(Stored entries)
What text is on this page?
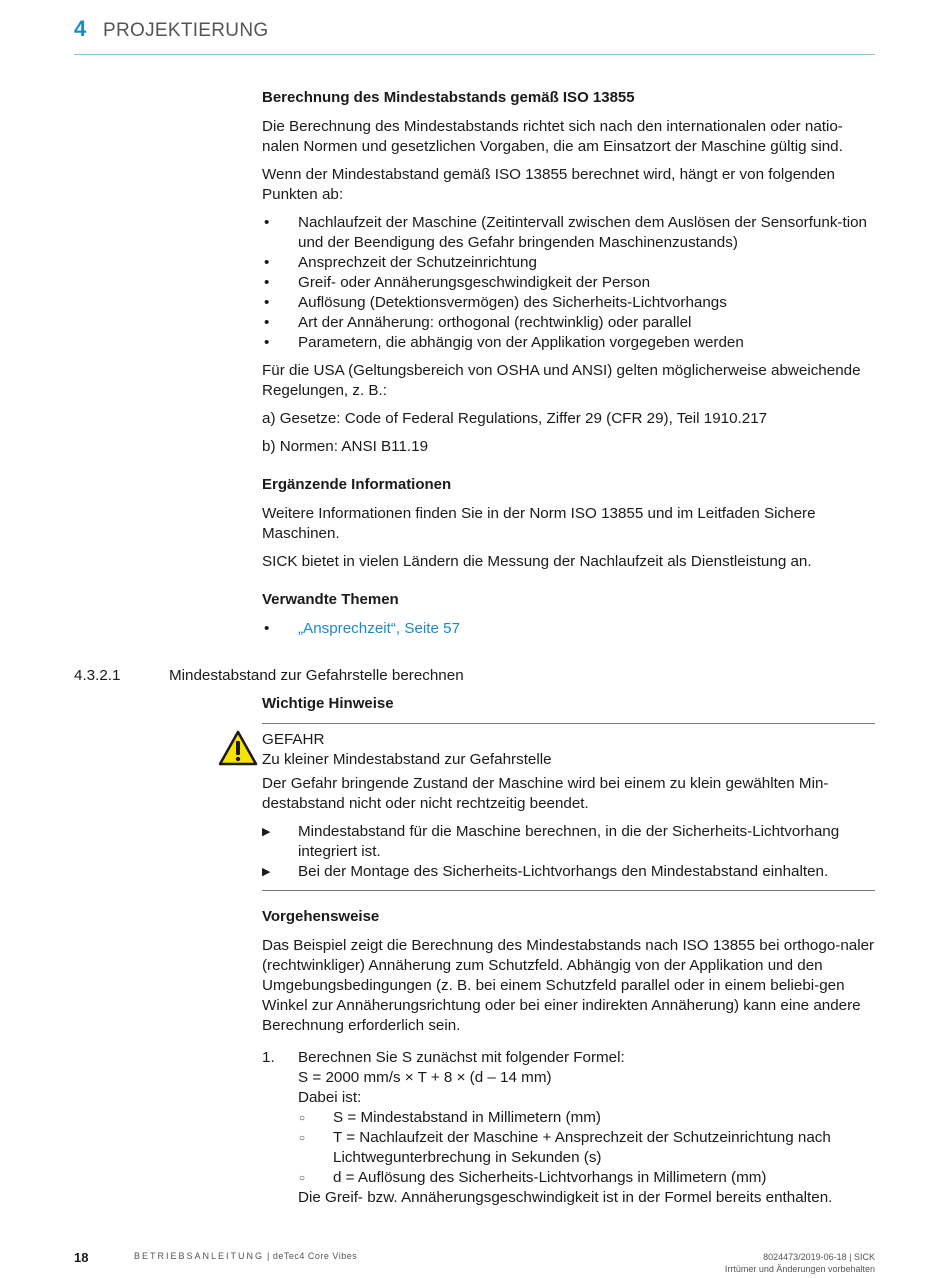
4 PROJEKTIERUNG
Berechnung des Mindestabstands gemäß ISO 13855
Die Berechnung des Mindestabstands richtet sich nach den internationalen oder natio-nalen Normen und gesetzlichen Vorgaben, die am Einsatzort der Maschine gültig sind.
Wenn der Mindestabstand gemäß ISO 13855 berechnet wird, hängt er von folgenden Punkten ab:
• Nachlaufzeit der Maschine (Zeitintervall zwischen dem Auslösen der Sensorfunk-tion und der Beendigung des Gefahr bringenden Maschinenzustands)
• Ansprechzeit der Schutzeinrichtung
• Greif- oder Annäherungsgeschwindigkeit der Person
• Auflösung (Detektionsvermögen) des Sicherheits-Lichtvorhangs
• Art der Annäherung: orthogonal (rechtwinklig) oder parallel
• Parametern, die abhängig von der Applikation vorgegeben werden
Für die USA (Geltungsbereich von OSHA und ANSI) gelten möglicherweise abweichende Regelungen, z. B.:
a) Gesetze: Code of Federal Regulations, Ziffer 29 (CFR 29), Teil 1910.217
b) Normen: ANSI B11.19
Ergänzende Informationen
Weitere Informationen finden Sie in der Norm ISO 13855 und im Leitfaden Sichere Maschinen.
SICK bietet in vielen Ländern die Messung der Nachlaufzeit als Dienstleistung an.
Verwandte Themen
• „Ansprechzeit“, Seite 57
4.3.2.1	Mindestabstand zur Gefahrstelle berechnen
Wichtige Hinweise
GEFAHR
Zu kleiner Mindestabstand zur Gefahrstelle
Der Gefahr bringende Zustand der Maschine wird bei einem zu klein gewählten Min-destabstand nicht oder nicht rechtzeitig beendet.
▶ Mindestabstand für die Maschine berechnen, in die der Sicherheits-Lichtvorhang integriert ist.
▶ Bei der Montage des Sicherheits-Lichtvorhangs den Mindestabstand einhalten.
Vorgehensweise
Das Beispiel zeigt die Berechnung des Mindestabstands nach ISO 13855 bei orthogo-naler (rechtwinkliger) Annäherung zum Schutzfeld. Abhängig von der Applikation und den Umgebungsbedingungen (z. B. bei einem Schutzfeld parallel oder in einem beliebi-gen Winkel zur Annäherungsrichtung oder bei einer indirekten Annäherung) kann eine andere Berechnung erforderlich sein.
1. Berechnen Sie S zunächst mit folgender Formel:
S = 2000 mm/s × T + 8 × (d – 14 mm)
Dabei ist:
○ S = Mindestabstand in Millimetern (mm)
○ T = Nachlaufzeit der Maschine + Ansprechzeit der Schutzeinrichtung nach Lichtwegunterbrechung in Sekunden (s)
○ d = Auflösung des Sicherheits-Lichtvorhangs in Millimetern (mm)
Die Greif- bzw. Annäherungsgeschwindigkeit ist in der Formel bereits enthalten.
18	BETRIEBSANLEITUNG | deTec4 Core Vibes	8024473/2019-06-18 | SICK
Irrtümer und Änderungen vorbehalten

• [WHAT IS ASKED]
Copy each line of the records that contains the word "Millimetern".

• [EXERCISE RESULT]
○ S = Mindestabstand in Millimetern (mm)
○ d = Auflösung des Sicherheits-Lichtvorhangs in Millimetern (mm)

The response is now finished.